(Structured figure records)
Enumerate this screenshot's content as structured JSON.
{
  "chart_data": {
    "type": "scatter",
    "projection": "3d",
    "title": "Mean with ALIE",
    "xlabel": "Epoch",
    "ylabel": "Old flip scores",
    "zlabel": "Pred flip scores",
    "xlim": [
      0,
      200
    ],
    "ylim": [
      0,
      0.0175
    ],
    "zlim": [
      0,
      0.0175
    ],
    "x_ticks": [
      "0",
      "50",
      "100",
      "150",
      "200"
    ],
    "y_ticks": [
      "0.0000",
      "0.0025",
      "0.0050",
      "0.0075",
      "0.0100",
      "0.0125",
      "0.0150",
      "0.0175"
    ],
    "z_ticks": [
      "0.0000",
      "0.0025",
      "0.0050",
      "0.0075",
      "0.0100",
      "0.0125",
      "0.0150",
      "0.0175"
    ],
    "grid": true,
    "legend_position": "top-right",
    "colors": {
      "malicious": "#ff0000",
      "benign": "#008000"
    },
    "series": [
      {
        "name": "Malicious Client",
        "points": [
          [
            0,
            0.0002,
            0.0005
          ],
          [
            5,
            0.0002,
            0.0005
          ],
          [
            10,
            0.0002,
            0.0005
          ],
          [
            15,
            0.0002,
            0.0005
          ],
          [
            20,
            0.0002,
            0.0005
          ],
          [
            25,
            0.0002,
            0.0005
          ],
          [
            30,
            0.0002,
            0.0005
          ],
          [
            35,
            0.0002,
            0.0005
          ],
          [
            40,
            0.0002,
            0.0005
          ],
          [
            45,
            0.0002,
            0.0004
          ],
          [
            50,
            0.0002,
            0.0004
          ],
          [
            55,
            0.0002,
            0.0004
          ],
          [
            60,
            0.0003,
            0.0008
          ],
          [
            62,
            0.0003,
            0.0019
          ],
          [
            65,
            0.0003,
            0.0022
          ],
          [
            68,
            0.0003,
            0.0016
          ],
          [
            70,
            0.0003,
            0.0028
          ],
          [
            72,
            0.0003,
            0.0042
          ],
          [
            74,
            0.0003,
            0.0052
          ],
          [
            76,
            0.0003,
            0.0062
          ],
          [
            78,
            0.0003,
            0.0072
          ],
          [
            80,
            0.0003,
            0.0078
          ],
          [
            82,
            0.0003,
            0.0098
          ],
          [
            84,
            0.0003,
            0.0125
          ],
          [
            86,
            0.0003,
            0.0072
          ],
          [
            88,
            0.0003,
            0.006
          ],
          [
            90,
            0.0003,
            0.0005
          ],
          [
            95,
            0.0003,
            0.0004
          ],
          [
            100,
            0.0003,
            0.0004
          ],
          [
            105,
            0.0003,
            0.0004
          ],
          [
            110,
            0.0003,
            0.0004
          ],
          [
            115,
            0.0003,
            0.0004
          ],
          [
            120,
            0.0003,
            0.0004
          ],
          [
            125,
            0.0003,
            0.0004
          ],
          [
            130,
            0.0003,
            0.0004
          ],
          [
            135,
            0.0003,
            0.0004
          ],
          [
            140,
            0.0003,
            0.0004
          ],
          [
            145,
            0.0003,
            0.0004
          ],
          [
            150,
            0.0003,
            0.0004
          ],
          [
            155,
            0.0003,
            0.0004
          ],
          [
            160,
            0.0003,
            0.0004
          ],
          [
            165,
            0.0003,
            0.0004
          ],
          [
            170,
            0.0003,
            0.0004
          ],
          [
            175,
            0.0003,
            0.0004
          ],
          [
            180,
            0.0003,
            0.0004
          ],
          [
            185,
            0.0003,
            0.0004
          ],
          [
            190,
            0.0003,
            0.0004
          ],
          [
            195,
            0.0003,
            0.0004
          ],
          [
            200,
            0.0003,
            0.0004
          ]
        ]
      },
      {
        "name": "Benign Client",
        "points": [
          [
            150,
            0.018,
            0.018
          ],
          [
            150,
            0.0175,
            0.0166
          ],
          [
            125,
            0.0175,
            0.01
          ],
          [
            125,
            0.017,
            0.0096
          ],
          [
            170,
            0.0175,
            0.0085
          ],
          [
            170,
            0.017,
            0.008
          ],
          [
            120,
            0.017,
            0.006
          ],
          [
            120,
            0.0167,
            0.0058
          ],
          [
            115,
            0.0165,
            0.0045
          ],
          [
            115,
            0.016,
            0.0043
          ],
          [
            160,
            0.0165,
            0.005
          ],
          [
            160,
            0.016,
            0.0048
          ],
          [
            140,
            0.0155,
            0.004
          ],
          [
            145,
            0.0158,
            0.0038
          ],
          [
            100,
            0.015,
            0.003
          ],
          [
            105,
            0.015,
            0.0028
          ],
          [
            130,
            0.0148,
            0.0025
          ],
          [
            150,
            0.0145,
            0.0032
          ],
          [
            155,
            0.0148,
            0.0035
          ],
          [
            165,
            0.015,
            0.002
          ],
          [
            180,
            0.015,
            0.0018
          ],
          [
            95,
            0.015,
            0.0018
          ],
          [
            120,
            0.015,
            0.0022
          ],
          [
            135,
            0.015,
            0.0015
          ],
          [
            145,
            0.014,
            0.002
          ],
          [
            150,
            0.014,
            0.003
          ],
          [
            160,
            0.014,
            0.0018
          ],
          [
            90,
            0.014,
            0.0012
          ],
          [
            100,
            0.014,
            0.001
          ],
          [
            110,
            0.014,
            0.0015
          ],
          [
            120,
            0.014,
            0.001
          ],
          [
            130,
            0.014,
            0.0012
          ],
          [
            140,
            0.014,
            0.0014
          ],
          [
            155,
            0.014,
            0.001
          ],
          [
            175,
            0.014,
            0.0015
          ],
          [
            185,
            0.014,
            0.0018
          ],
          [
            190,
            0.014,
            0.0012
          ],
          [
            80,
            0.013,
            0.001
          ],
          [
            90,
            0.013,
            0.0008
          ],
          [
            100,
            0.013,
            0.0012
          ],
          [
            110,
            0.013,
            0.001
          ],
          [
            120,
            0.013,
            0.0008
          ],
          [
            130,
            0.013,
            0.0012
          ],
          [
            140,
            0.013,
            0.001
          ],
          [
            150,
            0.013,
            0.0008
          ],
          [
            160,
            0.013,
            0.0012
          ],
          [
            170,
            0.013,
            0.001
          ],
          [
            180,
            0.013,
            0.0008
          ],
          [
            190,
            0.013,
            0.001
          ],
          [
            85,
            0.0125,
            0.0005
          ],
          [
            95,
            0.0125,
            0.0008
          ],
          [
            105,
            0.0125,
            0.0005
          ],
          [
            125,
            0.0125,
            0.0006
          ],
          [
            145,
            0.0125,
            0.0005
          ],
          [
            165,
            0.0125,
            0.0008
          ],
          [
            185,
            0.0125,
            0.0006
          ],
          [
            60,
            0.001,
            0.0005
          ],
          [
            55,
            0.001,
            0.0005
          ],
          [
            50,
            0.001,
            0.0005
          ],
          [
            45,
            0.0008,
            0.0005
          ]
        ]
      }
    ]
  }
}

YOUR GOAL
Transcribe all the entries, keeping each one exactly as it is.

RESPONSE TO THIS TASK
Enumerate this screenshot's content as structured JSON.
{
  "chart_data": {
    "type": "scatter",
    "projection": "3d",
    "title": "Mean with ALIE",
    "xlabel": "Epoch",
    "ylabel": "Old flip scores",
    "zlabel": "Pred flip scores",
    "xlim": [
      0,
      200
    ],
    "ylim": [
      0,
      0.0175
    ],
    "zlim": [
      0,
      0.0175
    ],
    "x_ticks": [
      "0",
      "50",
      "100",
      "150",
      "200"
    ],
    "y_ticks": [
      "0.0000",
      "0.0025",
      "0.0050",
      "0.0075",
      "0.0100",
      "0.0125",
      "0.0150",
      "0.0175"
    ],
    "z_ticks": [
      "0.0000",
      "0.0025",
      "0.0050",
      "0.0075",
      "0.0100",
      "0.0125",
      "0.0150",
      "0.0175"
    ],
    "grid": true,
    "legend_position": "top-right",
    "colors": {
      "malicious": "#ff0000",
      "benign": "#008000"
    },
    "series": [
      {
        "name": "Malicious Client",
        "points": [
          [
            0,
            0.0002,
            0.0005
          ],
          [
            5,
            0.0002,
            0.0005
          ],
          [
            10,
            0.0002,
            0.0005
          ],
          [
            15,
            0.0002,
            0.0005
          ],
          [
            20,
            0.0002,
            0.0005
          ],
          [
            25,
            0.0002,
            0.0005
          ],
          [
            30,
            0.0002,
            0.0005
          ],
          [
            35,
            0.0002,
            0.0005
          ],
          [
            40,
            0.0002,
            0.0005
          ],
          [
            45,
            0.0002,
            0.0004
          ],
          [
            50,
            0.0002,
            0.0004
          ],
          [
            55,
            0.0002,
            0.0004
          ],
          [
            60,
            0.0003,
            0.0008
          ],
          [
            62,
            0.0003,
            0.0019
          ],
          [
            65,
            0.0003,
            0.0022
          ],
          [
            68,
            0.0003,
            0.0016
          ],
          [
            70,
            0.0003,
            0.0028
          ],
          [
            72,
            0.0003,
            0.0042
          ],
          [
            74,
            0.0003,
            0.0052
          ],
          [
            76,
            0.0003,
            0.0062
          ],
          [
            78,
            0.0003,
            0.0072
          ],
          [
            80,
            0.0003,
            0.0078
          ],
          [
            82,
            0.0003,
            0.0098
          ],
          [
            84,
            0.0003,
            0.0125
          ],
          [
            86,
            0.0003,
            0.0072
          ],
          [
            88,
            0.0003,
            0.006
          ],
          [
            90,
            0.0003,
            0.0005
          ],
          [
            95,
            0.0003,
            0.0004
          ],
          [
            100,
            0.0003,
            0.0004
          ],
          [
            105,
            0.0003,
            0.0004
          ],
          [
            110,
            0.0003,
            0.0004
          ],
          [
            115,
            0.0003,
            0.0004
          ],
          [
            120,
            0.0003,
            0.0004
          ],
          [
            125,
            0.0003,
            0.0004
          ],
          [
            130,
            0.0003,
            0.0004
          ],
          [
            135,
            0.0003,
            0.0004
          ],
          [
            140,
            0.0003,
            0.0004
          ],
          [
            145,
            0.0003,
            0.0004
          ],
          [
            150,
            0.0003,
            0.0004
          ],
          [
            155,
            0.0003,
            0.0004
          ],
          [
            160,
            0.0003,
            0.0004
          ],
          [
            165,
            0.0003,
            0.0004
          ],
          [
            170,
            0.0003,
            0.0004
          ],
          [
            175,
            0.0003,
            0.0004
          ],
          [
            180,
            0.0003,
            0.0004
          ],
          [
            185,
            0.0003,
            0.0004
          ],
          [
            190,
            0.0003,
            0.0004
          ],
          [
            195,
            0.0003,
            0.0004
          ],
          [
            200,
            0.0003,
            0.0004
          ]
        ]
      },
      {
        "name": "Benign Client",
        "points": [
          [
            150,
            0.018,
            0.018
          ],
          [
            150,
            0.0175,
            0.0166
          ],
          [
            125,
            0.0175,
            0.01
          ],
          [
            125,
            0.017,
            0.0096
          ],
          [
            170,
            0.0175,
            0.0085
          ],
          [
            170,
            0.017,
            0.008
          ],
          [
            120,
            0.017,
            0.006
          ],
          [
            120,
            0.0167,
            0.0058
          ],
          [
            115,
            0.0165,
            0.0045
          ],
          [
            115,
            0.016,
            0.0043
          ],
          [
            160,
            0.0165,
            0.005
          ],
          [
            160,
            0.016,
            0.0048
          ],
          [
            140,
            0.0155,
            0.004
          ],
          [
            145,
            0.0158,
            0.0038
          ],
          [
            100,
            0.015,
            0.003
          ],
          [
            105,
            0.015,
            0.0028
          ],
          [
            130,
            0.0148,
            0.0025
          ],
          [
            150,
            0.0145,
            0.0032
          ],
          [
            155,
            0.0148,
            0.0035
          ],
          [
            165,
            0.015,
            0.002
          ],
          [
            180,
            0.015,
            0.0018
          ],
          [
            95,
            0.015,
            0.0018
          ],
          [
            120,
            0.015,
            0.0022
          ],
          [
            135,
            0.015,
            0.0015
          ],
          [
            145,
            0.014,
            0.002
          ],
          [
            150,
            0.014,
            0.003
          ],
          [
            160,
            0.014,
            0.0018
          ],
          [
            90,
            0.014,
            0.0012
          ],
          [
            100,
            0.014,
            0.001
          ],
          [
            110,
            0.014,
            0.0015
          ],
          [
            120,
            0.014,
            0.001
          ],
          [
            130,
            0.014,
            0.0012
          ],
          [
            140,
            0.014,
            0.0014
          ],
          [
            155,
            0.014,
            0.001
          ],
          [
            175,
            0.014,
            0.0015
          ],
          [
            185,
            0.014,
            0.0018
          ],
          [
            190,
            0.014,
            0.0012
          ],
          [
            80,
            0.013,
            0.001
          ],
          [
            90,
            0.013,
            0.0008
          ],
          [
            100,
            0.013,
            0.0012
          ],
          [
            110,
            0.013,
            0.001
          ],
          [
            120,
            0.013,
            0.0008
          ],
          [
            130,
            0.013,
            0.0012
          ],
          [
            140,
            0.013,
            0.001
          ],
          [
            150,
            0.013,
            0.0008
          ],
          [
            160,
            0.013,
            0.0012
          ],
          [
            170,
            0.013,
            0.001
          ],
          [
            180,
            0.013,
            0.0008
          ],
          [
            190,
            0.013,
            0.001
          ],
          [
            85,
            0.0125,
            0.0005
          ],
          [
            95,
            0.0125,
            0.0008
          ],
          [
            105,
            0.0125,
            0.0005
          ],
          [
            125,
            0.0125,
            0.0006
          ],
          [
            145,
            0.0125,
            0.0005
          ],
          [
            165,
            0.0125,
            0.0008
          ],
          [
            185,
            0.0125,
            0.0006
          ],
          [
            60,
            0.001,
            0.0005
          ],
          [
            55,
            0.001,
            0.0005
          ],
          [
            50,
            0.001,
            0.0005
          ],
          [
            45,
            0.0008,
            0.0005
          ]
        ]
      }
    ]
  }
}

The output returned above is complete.